DIRECTIONS FOR THIS TASK: Repeat every entry word for word, but leave the images out of your copy.

TASK MATERIAL:
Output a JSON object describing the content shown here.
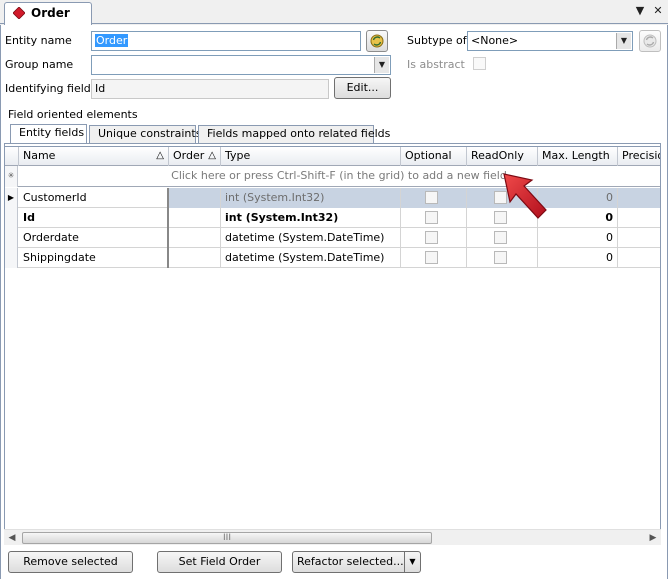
{
  "document": {
    "tab_label": "Order",
    "pin_glyph": "▼",
    "close_glyph": "✕"
  },
  "form": {
    "entity_name_label": "Entity name",
    "entity_name_value": "Order",
    "group_name_label": "Group name",
    "group_name_value": "",
    "identifying_fields_label": "Identifying fields",
    "identifying_fields_value": "Id",
    "edit_button": "Edit...",
    "subtype_of_label": "Subtype of",
    "subtype_of_value": "<None>",
    "is_abstract_label": "Is abstract",
    "is_abstract_checked": false
  },
  "section_label": "Field oriented elements",
  "tabs": [
    {
      "label": "Entity fields",
      "active": true
    },
    {
      "label": "Unique constraints",
      "active": false
    },
    {
      "label": "Fields mapped onto related fields",
      "active": false
    }
  ],
  "grid": {
    "columns": [
      "Name",
      "Order",
      "Type",
      "Optional",
      "ReadOnly",
      "Max. Length",
      "Precisio"
    ],
    "sort_glyph": "△",
    "new_row_marker": "✳",
    "new_row_hint": "Click here or press Ctrl-Shift-F (in the grid) to add a new field",
    "current_row_marker": "▶",
    "rows": [
      {
        "name": "CustomerId",
        "order": "",
        "type": "int (System.Int32)",
        "optional": false,
        "readonly": false,
        "max_length": "0",
        "precision": "",
        "bold": false,
        "selected": true
      },
      {
        "name": "Id",
        "order": "",
        "type": "int (System.Int32)",
        "optional": false,
        "readonly": false,
        "max_length": "0",
        "precision": "",
        "bold": true,
        "selected": false
      },
      {
        "name": "Orderdate",
        "order": "",
        "type": "datetime (System.DateTime)",
        "optional": false,
        "readonly": false,
        "max_length": "0",
        "precision": "",
        "bold": false,
        "selected": false
      },
      {
        "name": "Shippingdate",
        "order": "",
        "type": "datetime (System.DateTime)",
        "optional": false,
        "readonly": false,
        "max_length": "0",
        "precision": "",
        "bold": false,
        "selected": false
      }
    ]
  },
  "scrollbar": {
    "left_arrow": "◀",
    "right_arrow": "▶",
    "grip": "III"
  },
  "bottom_buttons": {
    "remove_selected": "Remove selected",
    "set_field_order": "Set Field Order",
    "refactor_selected": "Refactor selected...",
    "dropdown_glyph": "▼"
  },
  "colors": {
    "selection_blue": "#3399ff",
    "selected_row": "#c8d3e2",
    "arrow_red": "#d11a2a",
    "border": "#8a9ab2"
  }
}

ANSWER:
Output a JSON object describing the content shown here.
{
  "document": {
    "tab_label": "Order",
    "pin_glyph": "▼",
    "close_glyph": "✕"
  },
  "form": {
    "entity_name_label": "Entity name",
    "entity_name_value": "Order",
    "group_name_label": "Group name",
    "group_name_value": "",
    "identifying_fields_label": "Identifying fields",
    "identifying_fields_value": "Id",
    "edit_button": "Edit...",
    "subtype_of_label": "Subtype of",
    "subtype_of_value": "<None>",
    "is_abstract_label": "Is abstract",
    "is_abstract_checked": false
  },
  "section_label": "Field oriented elements",
  "tabs": [
    {
      "label": "Entity fields",
      "active": true
    },
    {
      "label": "Unique constraints",
      "active": false
    },
    {
      "label": "Fields mapped onto related fields",
      "active": false
    }
  ],
  "grid": {
    "columns": [
      "Name",
      "Order",
      "Type",
      "Optional",
      "ReadOnly",
      "Max. Length",
      "Precisio"
    ],
    "sort_glyph": "△",
    "new_row_marker": "✳",
    "new_row_hint": "Click here or press Ctrl-Shift-F (in the grid) to add a new field",
    "current_row_marker": "▶",
    "rows": [
      {
        "name": "CustomerId",
        "order": "",
        "type": "int (System.Int32)",
        "optional": false,
        "readonly": false,
        "max_length": "0",
        "precision": "",
        "bold": false,
        "selected": true
      },
      {
        "name": "Id",
        "order": "",
        "type": "int (System.Int32)",
        "optional": false,
        "readonly": false,
        "max_length": "0",
        "precision": "",
        "bold": true,
        "selected": false
      },
      {
        "name": "Orderdate",
        "order": "",
        "type": "datetime (System.DateTime)",
        "optional": false,
        "readonly": false,
        "max_length": "0",
        "precision": "",
        "bold": false,
        "selected": false
      },
      {
        "name": "Shippingdate",
        "order": "",
        "type": "datetime (System.DateTime)",
        "optional": false,
        "readonly": false,
        "max_length": "0",
        "precision": "",
        "bold": false,
        "selected": false
      }
    ]
  },
  "scrollbar": {
    "left_arrow": "◀",
    "right_arrow": "▶",
    "grip": "III"
  },
  "bottom_buttons": {
    "remove_selected": "Remove selected",
    "set_field_order": "Set Field Order",
    "refactor_selected": "Refactor selected...",
    "dropdown_glyph": "▼"
  },
  "colors": {
    "selection_blue": "#3399ff",
    "selected_row": "#c8d3e2",
    "arrow_red": "#d11a2a",
    "border": "#8a9ab2"
  }
}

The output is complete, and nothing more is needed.